> [Work to complete]: Reproduce each line that includes the word "Walls".

start

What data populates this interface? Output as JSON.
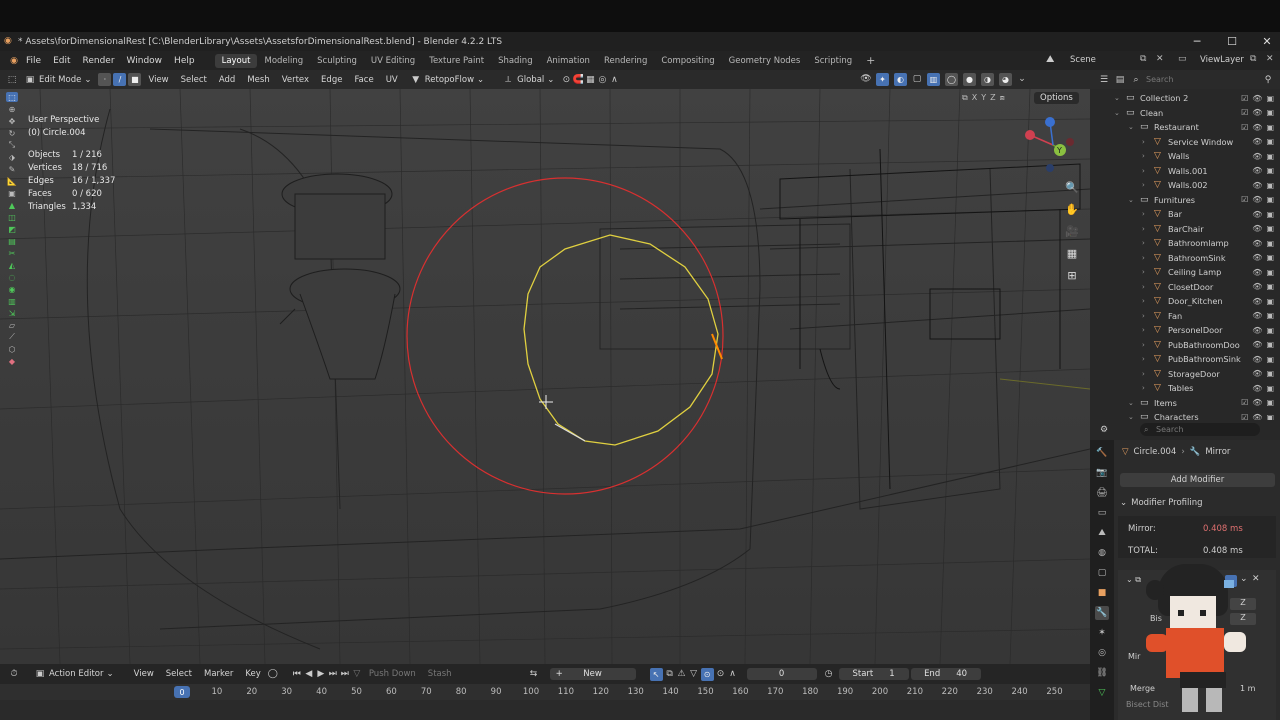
{
  "window": {
    "title": "* Assets\\forDimensionalRest [C:\\BlenderLibrary\\Assets\\AssetsforDimensionalRest.blend] - Blender 4.2.2 LTS"
  },
  "menu": [
    "File",
    "Edit",
    "Render",
    "Window",
    "Help"
  ],
  "workspaces": [
    {
      "label": "Layout",
      "active": true
    },
    {
      "label": "Modeling"
    },
    {
      "label": "Sculpting"
    },
    {
      "label": "UV Editing"
    },
    {
      "label": "Texture Paint"
    },
    {
      "label": "Shading"
    },
    {
      "label": "Animation"
    },
    {
      "label": "Rendering"
    },
    {
      "label": "Compositing"
    },
    {
      "label": "Geometry Nodes"
    },
    {
      "label": "Scripting"
    }
  ],
  "scene": {
    "label": "Scene",
    "view_layer": "ViewLayer"
  },
  "viewport_header": {
    "mode": "Edit Mode",
    "menus": [
      "View",
      "Select",
      "Add",
      "Mesh",
      "Vertex",
      "Edge",
      "Face",
      "UV"
    ],
    "addon": "RetopoFlow",
    "orientation": "Global",
    "options": "Options"
  },
  "viewport": {
    "perspective": "User Perspective",
    "object_name": "(0) Circle.004",
    "stats": [
      {
        "label": "Objects",
        "value": "1 / 216"
      },
      {
        "label": "Vertices",
        "value": "18 / 716"
      },
      {
        "label": "Edges",
        "value": "16 / 1,337"
      },
      {
        "label": "Faces",
        "value": "0 / 620"
      },
      {
        "label": "Triangles",
        "value": "1,334"
      }
    ],
    "gizmo": {
      "x": "X",
      "y": "Y",
      "z": "Z"
    }
  },
  "outliner": {
    "search_placeholder": "Search",
    "rows": [
      {
        "label": "Collection 2",
        "type": "collection",
        "indent": 1
      },
      {
        "label": "Clean",
        "type": "collection",
        "indent": 1
      },
      {
        "label": "Restaurant",
        "type": "collection",
        "indent": 2
      },
      {
        "label": "Service Window",
        "type": "object",
        "indent": 3
      },
      {
        "label": "Walls",
        "type": "object",
        "indent": 3
      },
      {
        "label": "Walls.001",
        "type": "object",
        "indent": 3
      },
      {
        "label": "Walls.002",
        "type": "object",
        "indent": 3
      },
      {
        "label": "Furnitures",
        "type": "collection",
        "indent": 2
      },
      {
        "label": "Bar",
        "type": "object",
        "indent": 3
      },
      {
        "label": "BarChair",
        "type": "object",
        "indent": 3
      },
      {
        "label": "Bathroomlamp",
        "type": "object",
        "indent": 3
      },
      {
        "label": "BathroomSink",
        "type": "object",
        "indent": 3
      },
      {
        "label": "Ceiling Lamp",
        "type": "object",
        "indent": 3
      },
      {
        "label": "ClosetDoor",
        "type": "object",
        "indent": 3
      },
      {
        "label": "Door_Kitchen",
        "type": "object",
        "indent": 3
      },
      {
        "label": "Fan",
        "type": "object",
        "indent": 3
      },
      {
        "label": "PersonelDoor",
        "type": "object",
        "indent": 3
      },
      {
        "label": "PubBathroomDoo",
        "type": "object",
        "indent": 3
      },
      {
        "label": "PubBathroomSink",
        "type": "object",
        "indent": 3
      },
      {
        "label": "StorageDoor",
        "type": "object",
        "indent": 3
      },
      {
        "label": "Tables",
        "type": "object",
        "indent": 3
      },
      {
        "label": "Items",
        "type": "collection",
        "indent": 2
      },
      {
        "label": "Characters",
        "type": "collection",
        "indent": 2
      }
    ]
  },
  "properties": {
    "search_placeholder": "Search",
    "breadcrumb_object": "Circle.004",
    "breadcrumb_modifier": "Mirror",
    "add_modifier": "Add Modifier",
    "panel_title": "Modifier Profiling",
    "profiling": [
      {
        "label": "Mirror:",
        "value": "0.408 ms"
      },
      {
        "label": "TOTAL:",
        "value": "0.408 ms"
      }
    ],
    "partial_labels": {
      "axis": "A",
      "bisect": "Bis",
      "mirror": "Mir",
      "merge": "Merge",
      "bisect_dist": "Bisect Dist",
      "z1": "Z",
      "z2": "Z",
      "merge_val": "1 m"
    }
  },
  "timeline": {
    "editor": "Action Editor",
    "menus": [
      "View",
      "Select",
      "Marker",
      "Key"
    ],
    "push_down": "Push Down",
    "stash": "Stash",
    "new_label": "New",
    "current_frame": "0",
    "start_label": "Start",
    "start_value": "1",
    "end_label": "End",
    "end_value": "40",
    "ticks": [
      "0",
      "10",
      "20",
      "30",
      "40",
      "50",
      "60",
      "70",
      "80",
      "90",
      "100",
      "110",
      "120",
      "130",
      "140",
      "150",
      "160",
      "170",
      "180",
      "190",
      "200",
      "210",
      "220",
      "230",
      "240",
      "250"
    ]
  },
  "colors": {
    "accent": "#4772b3",
    "selection_yellow": "#e0d040",
    "brush_red": "#d83030",
    "object_orange": "#e8a060",
    "mesh_green": "#4fc85a"
  }
}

end

> [Final result]:
        "label": "Walls",
        "label": "Walls.001",
        "label": "Walls.002",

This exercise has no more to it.